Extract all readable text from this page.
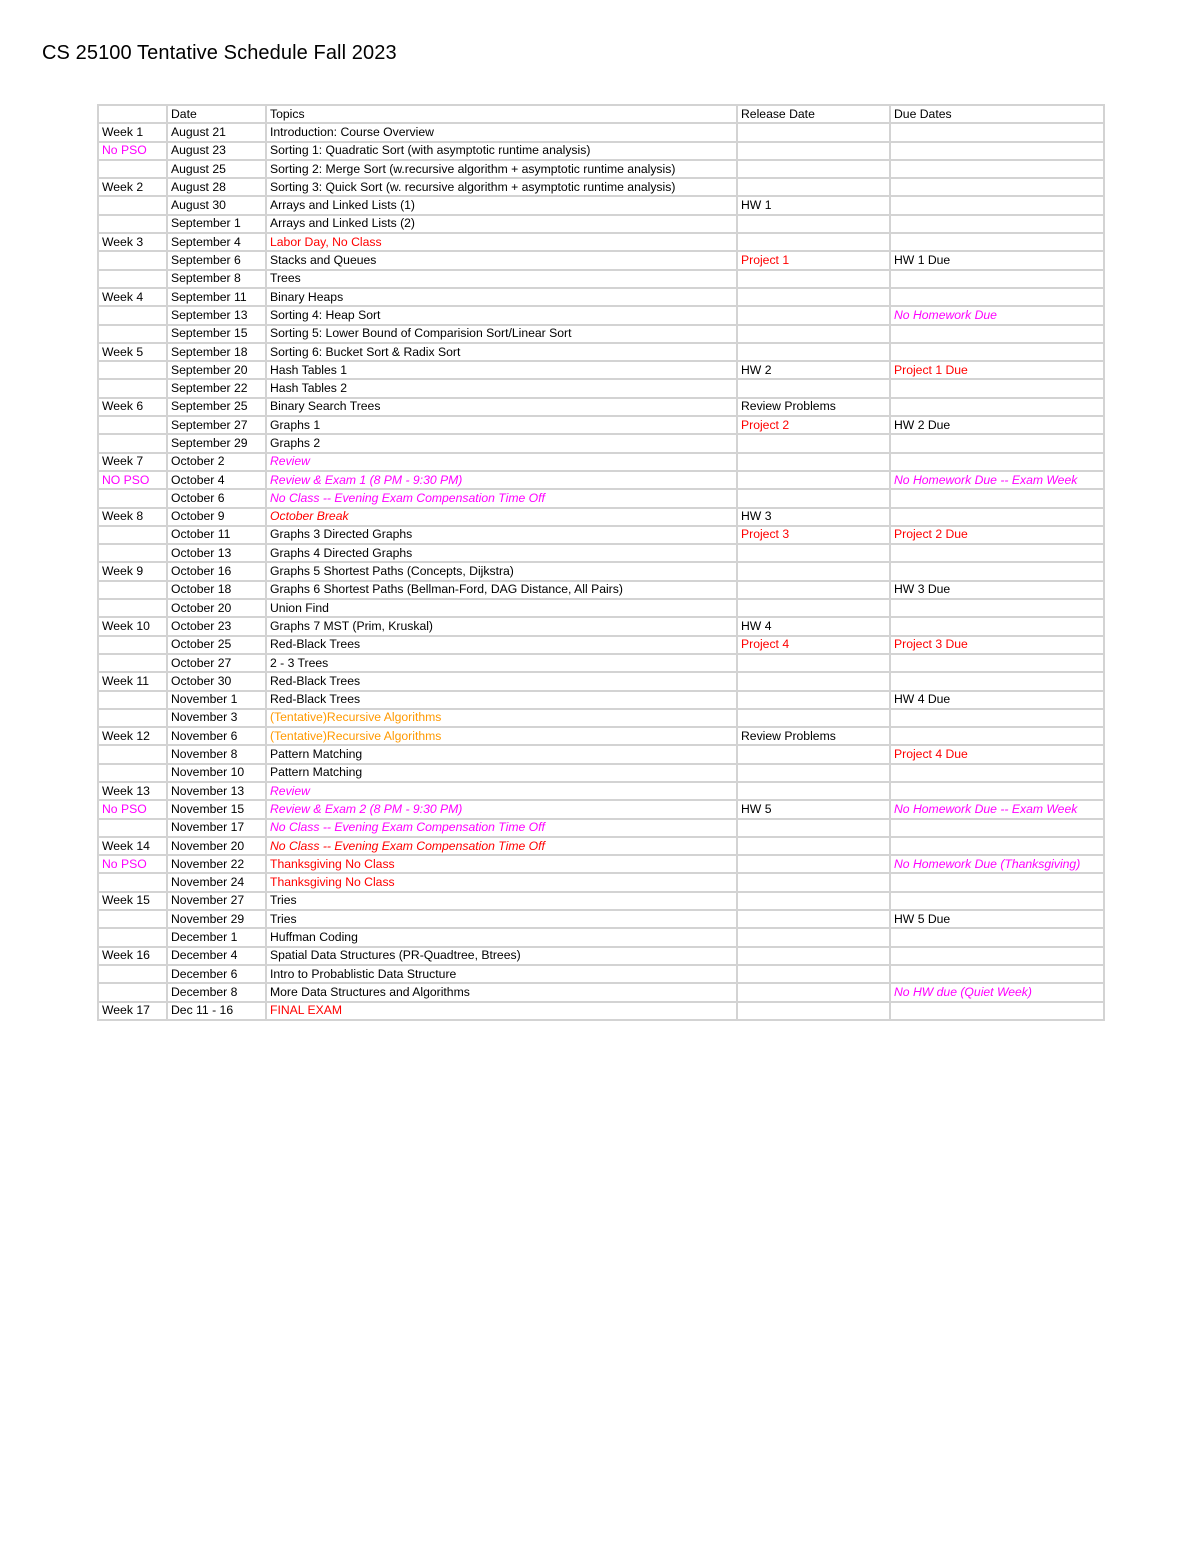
CS 25100 Tentative Schedule Fall 2023
	Date	Topics	Release Date	Due Dates
Week 1	August 21	Introduction: Course Overview		
No PSO	August 23	Sorting 1: Quadratic Sort (with asymptotic runtime analysis)		
	August 25	Sorting 2: Merge Sort (w.recursive algorithm + asymptotic runtime analysis)		
Week 2	August 28	Sorting 3: Quick Sort (w. recursive algorithm + asymptotic runtime analysis)		
	August 30	Arrays and Linked Lists (1)	HW 1	
	September 1	Arrays and Linked Lists (2)		
Week 3	September 4	Labor Day, No Class		
	September 6	Stacks and Queues	Project 1	HW 1 Due
	September 8	Trees		
Week 4	September 11	Binary Heaps		
	September 13	Sorting 4: Heap Sort		No Homework Due
	September 15	Sorting 5: Lower Bound of Comparision Sort/Linear Sort		
Week 5	September 18	Sorting 6: Bucket Sort & Radix Sort		
	September 20	Hash Tables 1	HW 2	Project 1 Due
	September 22	Hash Tables 2		
Week 6	September 25	Binary Search Trees	Review Problems	
	September 27	Graphs 1	Project 2	HW 2 Due
	September 29	Graphs 2		
Week 7	October 2	Review		
NO PSO	October 4	Review & Exam 1 (8 PM - 9:30 PM)		No Homework Due -- Exam Week
	October 6	No Class -- Evening Exam Compensation Time Off		
Week 8	October 9	October Break	HW 3	
	October 11	Graphs 3 Directed Graphs	Project 3	Project 2 Due
	October 13	Graphs 4 Directed Graphs		
Week 9	October 16	Graphs 5 Shortest Paths (Concepts, Dijkstra)		
	October 18	Graphs 6 Shortest Paths (Bellman-Ford, DAG Distance, All Pairs)		HW 3 Due
	October 20	Union Find		
Week 10	October 23	Graphs 7 MST (Prim, Kruskal)	HW 4	
	October 25	Red-Black Trees	Project 4	Project 3 Due
	October 27	2 - 3 Trees		
Week 11	October 30	Red-Black Trees		
	November 1	Red-Black Trees		HW 4 Due
	November 3	(Tentative)Recursive Algorithms		
Week 12	November 6	(Tentative)Recursive Algorithms	Review Problems	
	November 8	Pattern Matching		Project 4 Due
	November 10	Pattern Matching		
Week 13	November 13	Review		
No PSO	November 15	Review & Exam 2 (8 PM - 9:30 PM)	HW 5	No Homework Due -- Exam Week
	November 17	No Class -- Evening Exam Compensation Time Off		
Week 14	November 20	No Class -- Evening Exam Compensation Time Off		
No PSO	November 22	Thanksgiving No Class		No Homework Due (Thanksgiving)
	November 24	Thanksgiving No Class		
Week 15	November 27	Tries		
	November 29	Tries		HW 5 Due
	December 1	Huffman Coding		
Week 16	December 4	Spatial Data Structures (PR-Quadtree, Btrees)		
	December 6	Intro to Probablistic Data Structure		
	December 8	More Data Structures and Algorithms		No HW due (Quiet Week)
Week 17	Dec 11 - 16	FINAL EXAM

--------

STATED TASK → Each record must be quoted in full and exactly. Do not include the pictures.

EXPECTED OUTPUT →
Extract all readable text from this page.
CS 25100 Tentative Schedule Fall 2023
	Date	Topics	Release Date	Due Dates
Week 1	August 21	Introduction: Course Overview		
No PSO	August 23	Sorting 1: Quadratic Sort (with asymptotic runtime analysis)		
	August 25	Sorting 2: Merge Sort (w.recursive algorithm + asymptotic runtime analysis)		
Week 2	August 28	Sorting 3: Quick Sort (w. recursive algorithm + asymptotic runtime analysis)		
	August 30	Arrays and Linked Lists (1)	HW 1	
	September 1	Arrays and Linked Lists (2)		
Week 3	September 4	Labor Day, No Class		
	September 6	Stacks and Queues	Project 1	HW 1 Due
	September 8	Trees		
Week 4	September 11	Binary Heaps		
	September 13	Sorting 4: Heap Sort		No Homework Due
	September 15	Sorting 5: Lower Bound of Comparision Sort/Linear Sort		
Week 5	September 18	Sorting 6: Bucket Sort & Radix Sort		
	September 20	Hash Tables 1	HW 2	Project 1 Due
	September 22	Hash Tables 2		
Week 6	September 25	Binary Search Trees	Review Problems	
	September 27	Graphs 1	Project 2	HW 2 Due
	September 29	Graphs 2		
Week 7	October 2	Review		
NO PSO	October 4	Review & Exam 1 (8 PM - 9:30 PM)		No Homework Due -- Exam Week
	October 6	No Class -- Evening Exam Compensation Time Off		
Week 8	October 9	October Break	HW 3	
	October 11	Graphs 3 Directed Graphs	Project 3	Project 2 Due
	October 13	Graphs 4 Directed Graphs		
Week 9	October 16	Graphs 5 Shortest Paths (Concepts, Dijkstra)		
	October 18	Graphs 6 Shortest Paths (Bellman-Ford, DAG Distance, All Pairs)		HW 3 Due
	October 20	Union Find		
Week 10	October 23	Graphs 7 MST (Prim, Kruskal)	HW 4	
	October 25	Red-Black Trees	Project 4	Project 3 Due
	October 27	2 - 3 Trees		
Week 11	October 30	Red-Black Trees		
	November 1	Red-Black Trees		HW 4 Due
	November 3	(Tentative)Recursive Algorithms		
Week 12	November 6	(Tentative)Recursive Algorithms	Review Problems	
	November 8	Pattern Matching		Project 4 Due
	November 10	Pattern Matching		
Week 13	November 13	Review		
No PSO	November 15	Review & Exam 2 (8 PM - 9:30 PM)	HW 5	No Homework Due -- Exam Week
	November 17	No Class -- Evening Exam Compensation Time Off		
Week 14	November 20	No Class -- Evening Exam Compensation Time Off		
No PSO	November 22	Thanksgiving No Class		No Homework Due (Thanksgiving)
	November 24	Thanksgiving No Class		
Week 15	November 27	Tries		
	November 29	Tries		HW 5 Due
	December 1	Huffman Coding		
Week 16	December 4	Spatial Data Structures (PR-Quadtree, Btrees)		
	December 6	Intro to Probablistic Data Structure		
	December 8	More Data Structures and Algorithms		No HW due (Quiet Week)
Week 17	Dec 11 - 16	FINAL EXAM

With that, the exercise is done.